**Task data**
──────
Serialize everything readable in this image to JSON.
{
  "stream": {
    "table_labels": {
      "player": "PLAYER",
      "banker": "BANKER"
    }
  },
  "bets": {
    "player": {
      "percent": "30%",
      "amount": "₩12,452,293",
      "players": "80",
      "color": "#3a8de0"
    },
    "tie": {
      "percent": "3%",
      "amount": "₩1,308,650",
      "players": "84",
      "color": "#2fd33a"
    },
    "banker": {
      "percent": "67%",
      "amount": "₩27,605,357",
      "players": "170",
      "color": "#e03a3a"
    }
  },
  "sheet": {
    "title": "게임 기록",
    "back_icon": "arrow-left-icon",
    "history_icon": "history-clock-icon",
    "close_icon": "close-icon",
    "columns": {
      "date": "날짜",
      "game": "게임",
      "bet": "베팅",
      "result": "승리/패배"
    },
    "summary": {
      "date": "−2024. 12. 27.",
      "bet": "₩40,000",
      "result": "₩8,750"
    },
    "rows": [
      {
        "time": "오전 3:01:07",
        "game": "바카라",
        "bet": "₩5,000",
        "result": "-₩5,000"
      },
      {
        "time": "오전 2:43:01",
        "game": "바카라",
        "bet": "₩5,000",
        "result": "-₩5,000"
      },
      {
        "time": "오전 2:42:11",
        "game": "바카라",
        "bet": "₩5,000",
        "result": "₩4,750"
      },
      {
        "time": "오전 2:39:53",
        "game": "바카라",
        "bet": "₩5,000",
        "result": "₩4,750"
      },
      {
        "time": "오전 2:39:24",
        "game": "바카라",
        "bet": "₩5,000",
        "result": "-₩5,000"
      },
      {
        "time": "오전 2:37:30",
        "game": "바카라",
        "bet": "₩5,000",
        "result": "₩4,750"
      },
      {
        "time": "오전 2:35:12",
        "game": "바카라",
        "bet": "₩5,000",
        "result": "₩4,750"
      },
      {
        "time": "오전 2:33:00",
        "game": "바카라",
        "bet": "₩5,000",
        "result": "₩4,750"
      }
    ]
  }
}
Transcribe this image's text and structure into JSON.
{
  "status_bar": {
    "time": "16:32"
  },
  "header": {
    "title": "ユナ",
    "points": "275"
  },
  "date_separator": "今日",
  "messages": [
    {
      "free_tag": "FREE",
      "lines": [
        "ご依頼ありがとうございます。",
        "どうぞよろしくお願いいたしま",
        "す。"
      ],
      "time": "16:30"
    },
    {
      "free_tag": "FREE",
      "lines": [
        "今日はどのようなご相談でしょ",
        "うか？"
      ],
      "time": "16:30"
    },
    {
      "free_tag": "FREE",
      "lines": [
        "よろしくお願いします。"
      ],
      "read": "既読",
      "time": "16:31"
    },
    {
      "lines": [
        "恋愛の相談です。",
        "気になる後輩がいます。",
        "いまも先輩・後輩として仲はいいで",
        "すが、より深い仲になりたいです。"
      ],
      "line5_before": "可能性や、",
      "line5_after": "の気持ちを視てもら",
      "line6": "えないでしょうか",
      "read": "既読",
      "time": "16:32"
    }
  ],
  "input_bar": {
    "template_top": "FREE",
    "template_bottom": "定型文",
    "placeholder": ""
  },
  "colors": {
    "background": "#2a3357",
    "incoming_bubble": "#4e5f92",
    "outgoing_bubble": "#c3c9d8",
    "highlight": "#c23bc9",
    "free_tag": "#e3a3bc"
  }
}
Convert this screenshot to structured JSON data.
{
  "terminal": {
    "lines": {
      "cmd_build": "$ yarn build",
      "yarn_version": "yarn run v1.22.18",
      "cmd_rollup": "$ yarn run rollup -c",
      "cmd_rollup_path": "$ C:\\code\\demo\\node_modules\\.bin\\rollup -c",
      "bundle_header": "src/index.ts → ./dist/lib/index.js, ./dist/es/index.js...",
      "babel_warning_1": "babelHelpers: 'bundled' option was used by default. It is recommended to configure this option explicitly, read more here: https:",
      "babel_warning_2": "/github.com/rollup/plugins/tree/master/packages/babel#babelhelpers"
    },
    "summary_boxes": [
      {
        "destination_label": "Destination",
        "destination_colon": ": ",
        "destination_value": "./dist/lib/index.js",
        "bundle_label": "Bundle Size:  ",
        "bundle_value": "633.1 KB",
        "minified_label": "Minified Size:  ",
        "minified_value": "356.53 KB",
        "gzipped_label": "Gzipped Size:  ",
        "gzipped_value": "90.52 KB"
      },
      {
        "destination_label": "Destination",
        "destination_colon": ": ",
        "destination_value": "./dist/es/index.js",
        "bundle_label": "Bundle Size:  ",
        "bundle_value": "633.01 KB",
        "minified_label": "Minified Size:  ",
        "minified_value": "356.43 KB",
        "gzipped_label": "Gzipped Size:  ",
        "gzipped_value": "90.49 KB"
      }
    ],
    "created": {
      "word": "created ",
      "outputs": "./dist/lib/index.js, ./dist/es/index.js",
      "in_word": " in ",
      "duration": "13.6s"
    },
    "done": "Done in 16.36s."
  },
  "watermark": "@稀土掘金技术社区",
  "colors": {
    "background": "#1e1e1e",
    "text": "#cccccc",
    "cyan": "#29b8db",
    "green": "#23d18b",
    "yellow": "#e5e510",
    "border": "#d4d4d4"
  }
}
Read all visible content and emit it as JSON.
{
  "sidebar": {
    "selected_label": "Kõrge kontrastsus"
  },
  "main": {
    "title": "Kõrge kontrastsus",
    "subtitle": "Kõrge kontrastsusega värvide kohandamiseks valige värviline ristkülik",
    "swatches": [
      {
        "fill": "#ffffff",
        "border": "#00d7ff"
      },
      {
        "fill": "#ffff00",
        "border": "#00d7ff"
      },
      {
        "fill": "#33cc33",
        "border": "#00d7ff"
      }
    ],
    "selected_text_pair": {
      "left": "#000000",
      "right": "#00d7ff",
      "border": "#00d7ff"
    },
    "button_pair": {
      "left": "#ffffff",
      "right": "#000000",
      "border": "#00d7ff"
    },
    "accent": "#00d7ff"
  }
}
──────
**Task statement**
All entries shown above should be printed again exactly.

**Solution to the problem**
Serialize everything readable in this image to JSON.
{
  "stream": {
    "table_labels": {
      "player": "PLAYER",
      "banker": "BANKER"
    }
  },
  "bets": {
    "player": {
      "percent": "30%",
      "amount": "₩12,452,293",
      "players": "80",
      "color": "#3a8de0"
    },
    "tie": {
      "percent": "3%",
      "amount": "₩1,308,650",
      "players": "84",
      "color": "#2fd33a"
    },
    "banker": {
      "percent": "67%",
      "amount": "₩27,605,357",
      "players": "170",
      "color": "#e03a3a"
    }
  },
  "sheet": {
    "title": "게임 기록",
    "back_icon": "arrow-left-icon",
    "history_icon": "history-clock-icon",
    "close_icon": "close-icon",
    "columns": {
      "date": "날짜",
      "game": "게임",
      "bet": "베팅",
      "result": "승리/패배"
    },
    "summary": {
      "date": "−2024. 12. 27.",
      "bet": "₩40,000",
      "result": "₩8,750"
    },
    "rows": [
      {
        "time": "오전 3:01:07",
        "game": "바카라",
        "bet": "₩5,000",
        "result": "-₩5,000"
      },
      {
        "time": "오전 2:43:01",
        "game": "바카라",
        "bet": "₩5,000",
        "result": "-₩5,000"
      },
      {
        "time": "오전 2:42:11",
        "game": "바카라",
        "bet": "₩5,000",
        "result": "₩4,750"
      },
      {
        "time": "오전 2:39:53",
        "game": "바카라",
        "bet": "₩5,000",
        "result": "₩4,750"
      },
      {
        "time": "오전 2:39:24",
        "game": "바카라",
        "bet": "₩5,000",
        "result": "-₩5,000"
      },
      {
        "time": "오전 2:37:30",
        "game": "바카라",
        "bet": "₩5,000",
        "result": "₩4,750"
      },
      {
        "time": "오전 2:35:12",
        "game": "바카라",
        "bet": "₩5,000",
        "result": "₩4,750"
      },
      {
        "time": "오전 2:33:00",
        "game": "바카라",
        "bet": "₩5,000",
        "result": "₩4,750"
      }
    ]
  }
}
Transcribe this image's text and structure into JSON.
{
  "status_bar": {
    "time": "16:32"
  },
  "header": {
    "title": "ユナ",
    "points": "275"
  },
  "date_separator": "今日",
  "messages": [
    {
      "free_tag": "FREE",
      "lines": [
        "ご依頼ありがとうございます。",
        "どうぞよろしくお願いいたしま",
        "す。"
      ],
      "time": "16:30"
    },
    {
      "free_tag": "FREE",
      "lines": [
        "今日はどのようなご相談でしょ",
        "うか？"
      ],
      "time": "16:30"
    },
    {
      "free_tag": "FREE",
      "lines": [
        "よろしくお願いします。"
      ],
      "read": "既読",
      "time": "16:31"
    },
    {
      "lines": [
        "恋愛の相談です。",
        "気になる後輩がいます。",
        "いまも先輩・後輩として仲はいいで",
        "すが、より深い仲になりたいです。"
      ],
      "line5_before": "可能性や、",
      "line5_after": "の気持ちを視てもら",
      "line6": "えないでしょうか",
      "read": "既読",
      "time": "16:32"
    }
  ],
  "input_bar": {
    "template_top": "FREE",
    "template_bottom": "定型文",
    "placeholder": ""
  },
  "colors": {
    "background": "#2a3357",
    "incoming_bubble": "#4e5f92",
    "outgoing_bubble": "#c3c9d8",
    "highlight": "#c23bc9",
    "free_tag": "#e3a3bc"
  }
}
Convert this screenshot to structured JSON data.
{
  "terminal": {
    "lines": {
      "cmd_build": "$ yarn build",
      "yarn_version": "yarn run v1.22.18",
      "cmd_rollup": "$ yarn run rollup -c",
      "cmd_rollup_path": "$ C:\\code\\demo\\node_modules\\.bin\\rollup -c",
      "bundle_header": "src/index.ts → ./dist/lib/index.js, ./dist/es/index.js...",
      "babel_warning_1": "babelHelpers: 'bundled' option was used by default. It is recommended to configure this option explicitly, read more here: https:",
      "babel_warning_2": "/github.com/rollup/plugins/tree/master/packages/babel#babelhelpers"
    },
    "summary_boxes": [
      {
        "destination_label": "Destination",
        "destination_colon": ": ",
        "destination_value": "./dist/lib/index.js",
        "bundle_label": "Bundle Size:  ",
        "bundle_value": "633.1 KB",
        "minified_label": "Minified Size:  ",
        "minified_value": "356.53 KB",
        "gzipped_label": "Gzipped Size:  ",
        "gzipped_value": "90.52 KB"
      },
      {
        "destination_label": "Destination",
        "destination_colon": ": ",
        "destination_value": "./dist/es/index.js",
        "bundle_label": "Bundle Size:  ",
        "bundle_value": "633.01 KB",
        "minified_label": "Minified Size:  ",
        "minified_value": "356.43 KB",
        "gzipped_label": "Gzipped Size:  ",
        "gzipped_value": "90.49 KB"
      }
    ],
    "created": {
      "word": "created ",
      "outputs": "./dist/lib/index.js, ./dist/es/index.js",
      "in_word": " in ",
      "duration": "13.6s"
    },
    "done": "Done in 16.36s."
  },
  "watermark": "@稀土掘金技术社区",
  "colors": {
    "background": "#1e1e1e",
    "text": "#cccccc",
    "cyan": "#29b8db",
    "green": "#23d18b",
    "yellow": "#e5e510",
    "border": "#d4d4d4"
  }
}
Read all visible content and emit it as JSON.
{
  "sidebar": {
    "selected_label": "Kõrge kontrastsus"
  },
  "main": {
    "title": "Kõrge kontrastsus",
    "subtitle": "Kõrge kontrastsusega värvide kohandamiseks valige värviline ristkülik",
    "swatches": [
      {
        "fill": "#ffffff",
        "border": "#00d7ff"
      },
      {
        "fill": "#ffff00",
        "border": "#00d7ff"
      },
      {
        "fill": "#33cc33",
        "border": "#00d7ff"
      }
    ],
    "selected_text_pair": {
      "left": "#000000",
      "right": "#00d7ff",
      "border": "#00d7ff"
    },
    "button_pair": {
      "left": "#ffffff",
      "right": "#000000",
      "border": "#00d7ff"
    },
    "accent": "#00d7ff"
  }
}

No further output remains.